*Prompt*.
Count lines with the string "Chất" in them. State the number alone.

*Data provided*.
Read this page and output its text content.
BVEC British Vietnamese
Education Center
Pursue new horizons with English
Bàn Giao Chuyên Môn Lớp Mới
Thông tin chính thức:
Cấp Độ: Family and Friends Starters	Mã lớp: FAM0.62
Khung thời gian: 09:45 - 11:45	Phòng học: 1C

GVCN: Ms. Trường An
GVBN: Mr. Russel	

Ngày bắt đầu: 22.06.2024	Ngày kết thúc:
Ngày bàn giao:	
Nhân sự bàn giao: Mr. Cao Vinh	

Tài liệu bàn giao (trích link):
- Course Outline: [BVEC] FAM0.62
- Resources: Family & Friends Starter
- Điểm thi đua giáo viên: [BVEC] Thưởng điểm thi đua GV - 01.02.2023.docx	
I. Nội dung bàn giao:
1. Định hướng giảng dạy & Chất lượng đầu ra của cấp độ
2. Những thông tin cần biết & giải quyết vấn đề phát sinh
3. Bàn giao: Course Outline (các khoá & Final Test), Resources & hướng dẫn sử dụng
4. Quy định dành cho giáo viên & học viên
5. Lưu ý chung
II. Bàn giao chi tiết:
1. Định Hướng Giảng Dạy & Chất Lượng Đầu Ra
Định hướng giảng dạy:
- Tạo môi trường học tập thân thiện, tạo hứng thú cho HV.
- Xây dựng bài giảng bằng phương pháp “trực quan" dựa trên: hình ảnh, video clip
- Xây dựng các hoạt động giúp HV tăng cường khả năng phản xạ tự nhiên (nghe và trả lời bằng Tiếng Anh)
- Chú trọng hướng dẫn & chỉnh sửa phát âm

*Response to the exercise*.
2